*Stated problem:*
Gather each line of the entries below that includes "Forecast".

Items from a figure collection:
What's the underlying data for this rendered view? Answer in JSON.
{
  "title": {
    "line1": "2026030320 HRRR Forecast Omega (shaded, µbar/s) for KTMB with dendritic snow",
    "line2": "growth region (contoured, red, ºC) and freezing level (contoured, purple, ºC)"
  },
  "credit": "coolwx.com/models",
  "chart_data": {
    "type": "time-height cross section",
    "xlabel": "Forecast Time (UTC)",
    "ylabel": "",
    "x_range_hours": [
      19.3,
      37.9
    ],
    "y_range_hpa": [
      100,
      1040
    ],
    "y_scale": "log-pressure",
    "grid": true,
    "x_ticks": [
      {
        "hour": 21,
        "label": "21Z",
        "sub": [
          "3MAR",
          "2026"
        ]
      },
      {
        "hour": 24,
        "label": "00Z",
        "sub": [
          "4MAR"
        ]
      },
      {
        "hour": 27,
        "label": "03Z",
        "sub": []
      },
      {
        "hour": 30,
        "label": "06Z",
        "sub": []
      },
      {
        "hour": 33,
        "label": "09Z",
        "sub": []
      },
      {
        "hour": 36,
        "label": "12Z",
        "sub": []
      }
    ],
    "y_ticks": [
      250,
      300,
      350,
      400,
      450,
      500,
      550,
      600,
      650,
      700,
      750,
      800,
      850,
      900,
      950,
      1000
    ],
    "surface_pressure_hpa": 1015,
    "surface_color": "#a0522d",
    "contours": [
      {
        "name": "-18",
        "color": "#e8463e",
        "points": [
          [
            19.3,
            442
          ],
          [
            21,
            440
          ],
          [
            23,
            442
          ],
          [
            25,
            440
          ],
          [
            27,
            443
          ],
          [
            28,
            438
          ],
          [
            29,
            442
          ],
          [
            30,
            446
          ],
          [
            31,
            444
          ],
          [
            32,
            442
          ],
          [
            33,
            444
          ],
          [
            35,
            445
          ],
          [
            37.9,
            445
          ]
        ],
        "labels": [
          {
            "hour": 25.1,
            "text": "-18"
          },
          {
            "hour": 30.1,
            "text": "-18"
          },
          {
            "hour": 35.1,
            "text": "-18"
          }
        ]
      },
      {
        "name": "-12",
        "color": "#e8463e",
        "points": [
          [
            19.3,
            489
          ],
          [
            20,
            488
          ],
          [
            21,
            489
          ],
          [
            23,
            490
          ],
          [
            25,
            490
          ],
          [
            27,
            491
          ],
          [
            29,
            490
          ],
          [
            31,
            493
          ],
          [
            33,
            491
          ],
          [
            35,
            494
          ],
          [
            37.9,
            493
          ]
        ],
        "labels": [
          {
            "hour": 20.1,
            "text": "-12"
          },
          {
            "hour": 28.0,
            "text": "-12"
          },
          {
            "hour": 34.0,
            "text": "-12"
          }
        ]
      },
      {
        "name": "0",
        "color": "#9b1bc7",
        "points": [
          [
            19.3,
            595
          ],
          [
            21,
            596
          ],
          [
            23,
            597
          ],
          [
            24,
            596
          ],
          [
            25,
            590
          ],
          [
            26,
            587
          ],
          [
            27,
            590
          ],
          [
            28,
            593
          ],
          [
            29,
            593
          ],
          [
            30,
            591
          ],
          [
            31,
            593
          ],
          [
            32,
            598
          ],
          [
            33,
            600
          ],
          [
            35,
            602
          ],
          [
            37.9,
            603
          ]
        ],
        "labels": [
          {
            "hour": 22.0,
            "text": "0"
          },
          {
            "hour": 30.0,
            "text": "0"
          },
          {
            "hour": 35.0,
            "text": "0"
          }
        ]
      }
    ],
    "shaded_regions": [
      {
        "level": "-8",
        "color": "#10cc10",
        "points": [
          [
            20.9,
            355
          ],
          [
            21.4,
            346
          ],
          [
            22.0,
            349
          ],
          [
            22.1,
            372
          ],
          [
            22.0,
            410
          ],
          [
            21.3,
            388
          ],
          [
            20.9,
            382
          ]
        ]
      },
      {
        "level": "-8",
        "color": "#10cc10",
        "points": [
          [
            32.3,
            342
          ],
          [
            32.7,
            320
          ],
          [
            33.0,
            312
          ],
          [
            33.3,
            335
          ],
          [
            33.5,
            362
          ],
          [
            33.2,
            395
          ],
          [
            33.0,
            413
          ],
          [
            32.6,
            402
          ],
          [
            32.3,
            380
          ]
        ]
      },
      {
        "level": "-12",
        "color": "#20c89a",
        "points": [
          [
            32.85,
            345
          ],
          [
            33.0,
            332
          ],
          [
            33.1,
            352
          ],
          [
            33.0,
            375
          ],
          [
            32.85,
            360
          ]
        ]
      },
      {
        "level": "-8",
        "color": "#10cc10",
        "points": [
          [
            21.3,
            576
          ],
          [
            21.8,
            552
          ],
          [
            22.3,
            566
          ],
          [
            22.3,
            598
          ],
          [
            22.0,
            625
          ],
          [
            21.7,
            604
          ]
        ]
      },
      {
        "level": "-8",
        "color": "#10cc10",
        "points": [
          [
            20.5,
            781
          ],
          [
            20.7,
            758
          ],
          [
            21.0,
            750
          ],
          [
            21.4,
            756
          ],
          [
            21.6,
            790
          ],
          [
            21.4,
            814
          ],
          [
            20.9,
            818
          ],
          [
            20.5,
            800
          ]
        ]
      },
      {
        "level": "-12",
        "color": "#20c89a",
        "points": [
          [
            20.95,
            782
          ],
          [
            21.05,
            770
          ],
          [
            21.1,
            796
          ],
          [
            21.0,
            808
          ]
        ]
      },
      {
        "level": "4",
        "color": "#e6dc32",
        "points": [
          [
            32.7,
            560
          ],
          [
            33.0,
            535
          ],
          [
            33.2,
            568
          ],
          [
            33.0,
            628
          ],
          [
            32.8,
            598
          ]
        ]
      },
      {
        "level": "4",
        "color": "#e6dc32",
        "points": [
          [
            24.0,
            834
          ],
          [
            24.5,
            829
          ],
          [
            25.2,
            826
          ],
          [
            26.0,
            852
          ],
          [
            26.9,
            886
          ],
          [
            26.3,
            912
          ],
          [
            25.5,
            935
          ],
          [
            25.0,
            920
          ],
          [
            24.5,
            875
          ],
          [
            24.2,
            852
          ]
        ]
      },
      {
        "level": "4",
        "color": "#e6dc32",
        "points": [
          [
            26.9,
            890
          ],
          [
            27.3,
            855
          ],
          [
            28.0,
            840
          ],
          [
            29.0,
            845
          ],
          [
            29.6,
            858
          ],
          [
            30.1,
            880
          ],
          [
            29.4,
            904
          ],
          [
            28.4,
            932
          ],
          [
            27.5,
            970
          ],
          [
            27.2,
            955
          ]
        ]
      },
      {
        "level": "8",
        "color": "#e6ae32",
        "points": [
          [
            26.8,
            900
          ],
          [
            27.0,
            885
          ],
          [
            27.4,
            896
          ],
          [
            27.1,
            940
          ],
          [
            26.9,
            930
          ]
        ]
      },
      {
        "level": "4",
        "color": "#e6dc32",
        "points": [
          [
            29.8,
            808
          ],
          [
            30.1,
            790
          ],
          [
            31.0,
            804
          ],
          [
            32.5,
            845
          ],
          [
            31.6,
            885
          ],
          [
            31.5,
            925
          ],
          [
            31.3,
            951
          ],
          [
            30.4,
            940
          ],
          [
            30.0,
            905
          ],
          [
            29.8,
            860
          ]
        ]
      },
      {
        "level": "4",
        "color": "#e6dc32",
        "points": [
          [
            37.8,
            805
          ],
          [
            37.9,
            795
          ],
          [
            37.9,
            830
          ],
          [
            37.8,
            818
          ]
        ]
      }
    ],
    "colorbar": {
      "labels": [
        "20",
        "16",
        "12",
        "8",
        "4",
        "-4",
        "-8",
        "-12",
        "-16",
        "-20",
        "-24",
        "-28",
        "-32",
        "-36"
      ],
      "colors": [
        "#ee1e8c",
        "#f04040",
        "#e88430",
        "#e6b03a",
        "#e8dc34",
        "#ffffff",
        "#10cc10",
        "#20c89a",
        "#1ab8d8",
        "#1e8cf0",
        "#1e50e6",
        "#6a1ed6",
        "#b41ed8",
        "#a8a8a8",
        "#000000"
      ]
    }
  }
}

*Result of this exercise:*
    "line1": "2026030320 HRRR Forecast Omega (shaded, µbar/s) for KTMB with dendritic snow",
    "xlabel": "Forecast Time (UTC)",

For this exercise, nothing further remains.